## AUFGABENSTELLUNG
Geben Sie aus dem Urteil den Abschnitt von „Der Kläger betreibt“ bis „September 1993 fest.“ wortgetreu wieder.

## AUSZUG
Finanzgericht Niedersachsen
Urt. v. 25.04.1996, Az.: V 422/95

Bibliographie

Gericht
FG Niedersachsen
Datum
25.04.1996
Aktenzeichen
V 422/95
Entscheidungsform
Urteil
Referenz
WKRS 1996, 26870
Entscheidungsname
[keine Angabe]
ECLI
ECLI:DE:FGNI:1996:0425.V422.95.0A

Fundstelle

  • EFG 1996, 1073 (amtl. Leitsatz)

Tenor:

  1. Die Klage wird abgewiesen.

    Der Kläger trägt die Kosten.

    Die Revision wird zugelassen.

    Der Streitwert wird auf 73.250,00 DM festgesetzt.

Tatbestand:

1

Der Kläger betreibt eine Spielhalle, in der neben Unterhaltungsautomaten auch Geldspielautomaten mit Gewinnmöglichkeit zur Verfügung stehen. Der Beklagte setzte die Umsatzsteuer für das Streitjahr 1989 entsprechend der abgegebenen Steuererklärung mit (geändertem) Steuerbescheid vom 11. November 1991 fest. Für das Streitjahr 1991 schätzte der Beklagte die Umsatzsteuer wegen Nichtabgabe einer Steuererklärung und setzte die Steuer mit Steuerbescheid vom 27. September 1993 fest.

## BEREITGESTELLTES MATERIAL
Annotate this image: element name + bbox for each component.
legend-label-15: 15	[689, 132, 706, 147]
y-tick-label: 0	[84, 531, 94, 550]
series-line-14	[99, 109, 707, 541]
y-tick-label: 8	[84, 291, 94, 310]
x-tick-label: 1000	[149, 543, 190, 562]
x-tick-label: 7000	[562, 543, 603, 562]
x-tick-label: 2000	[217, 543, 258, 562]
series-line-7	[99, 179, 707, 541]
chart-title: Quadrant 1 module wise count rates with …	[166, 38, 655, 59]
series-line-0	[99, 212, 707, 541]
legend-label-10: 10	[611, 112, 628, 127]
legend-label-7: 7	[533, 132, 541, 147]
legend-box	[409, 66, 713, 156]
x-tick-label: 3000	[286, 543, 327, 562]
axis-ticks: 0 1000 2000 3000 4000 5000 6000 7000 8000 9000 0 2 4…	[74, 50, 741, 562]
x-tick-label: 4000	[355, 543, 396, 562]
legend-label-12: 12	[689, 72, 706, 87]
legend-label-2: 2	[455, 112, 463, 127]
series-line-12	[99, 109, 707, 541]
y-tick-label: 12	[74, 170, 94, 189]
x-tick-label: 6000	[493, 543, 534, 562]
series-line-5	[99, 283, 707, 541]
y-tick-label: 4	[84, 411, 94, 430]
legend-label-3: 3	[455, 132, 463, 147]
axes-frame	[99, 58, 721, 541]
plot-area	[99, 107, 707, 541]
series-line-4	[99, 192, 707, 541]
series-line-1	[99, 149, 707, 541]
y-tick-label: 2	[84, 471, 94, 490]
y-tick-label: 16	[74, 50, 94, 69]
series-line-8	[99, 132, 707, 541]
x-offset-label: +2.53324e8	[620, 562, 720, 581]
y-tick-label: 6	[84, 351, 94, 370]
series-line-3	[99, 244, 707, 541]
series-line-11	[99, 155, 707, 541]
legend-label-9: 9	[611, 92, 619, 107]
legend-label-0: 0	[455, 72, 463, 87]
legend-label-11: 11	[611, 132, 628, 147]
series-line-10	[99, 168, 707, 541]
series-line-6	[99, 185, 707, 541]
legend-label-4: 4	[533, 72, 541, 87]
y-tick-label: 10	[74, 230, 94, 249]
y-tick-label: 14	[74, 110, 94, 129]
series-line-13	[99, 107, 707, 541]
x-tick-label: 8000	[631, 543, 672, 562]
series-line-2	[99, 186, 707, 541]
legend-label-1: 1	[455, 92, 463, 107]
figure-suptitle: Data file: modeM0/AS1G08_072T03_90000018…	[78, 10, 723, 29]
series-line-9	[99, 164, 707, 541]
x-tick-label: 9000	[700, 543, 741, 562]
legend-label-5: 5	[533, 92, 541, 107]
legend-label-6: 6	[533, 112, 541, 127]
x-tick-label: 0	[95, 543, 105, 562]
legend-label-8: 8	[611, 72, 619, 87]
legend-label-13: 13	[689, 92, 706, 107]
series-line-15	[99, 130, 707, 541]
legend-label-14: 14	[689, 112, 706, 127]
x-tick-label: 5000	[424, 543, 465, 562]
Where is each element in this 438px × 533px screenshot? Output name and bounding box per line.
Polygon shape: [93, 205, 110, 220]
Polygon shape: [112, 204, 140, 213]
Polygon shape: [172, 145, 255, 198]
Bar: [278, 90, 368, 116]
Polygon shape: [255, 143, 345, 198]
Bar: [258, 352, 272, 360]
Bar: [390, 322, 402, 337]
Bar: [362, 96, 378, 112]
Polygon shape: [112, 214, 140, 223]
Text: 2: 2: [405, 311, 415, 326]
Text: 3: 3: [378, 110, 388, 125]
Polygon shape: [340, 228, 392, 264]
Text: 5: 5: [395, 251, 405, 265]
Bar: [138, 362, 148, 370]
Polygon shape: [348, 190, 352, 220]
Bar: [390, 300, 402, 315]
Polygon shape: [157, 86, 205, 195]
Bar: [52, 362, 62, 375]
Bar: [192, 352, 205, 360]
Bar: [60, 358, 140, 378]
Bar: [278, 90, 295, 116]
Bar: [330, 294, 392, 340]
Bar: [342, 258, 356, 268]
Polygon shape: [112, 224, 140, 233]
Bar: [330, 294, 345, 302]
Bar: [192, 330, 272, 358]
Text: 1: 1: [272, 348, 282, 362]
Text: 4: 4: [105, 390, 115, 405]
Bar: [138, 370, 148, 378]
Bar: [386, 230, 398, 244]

## LÖSUNG
Der Kläger betreibt eine Spielhalle, in der neben Unterhaltungsautomaten auch Geldspielautomaten mit Gewinnmöglichkeit zur Verfügung stehen. Der Beklagte setzte die Umsatzsteuer für das Streitjahr 1989 entsprechend der abgegebenen Steuererklärung mit (geändertem) Steuerbescheid vom 11. November 1991 fest. Für das Streitjahr 1991 schätzte der Beklagte die Umsatzsteuer wegen Nichtabgabe einer Steuererklärung und setzte die Steuer mit Steuerbescheid vom 27. September 1993 fest.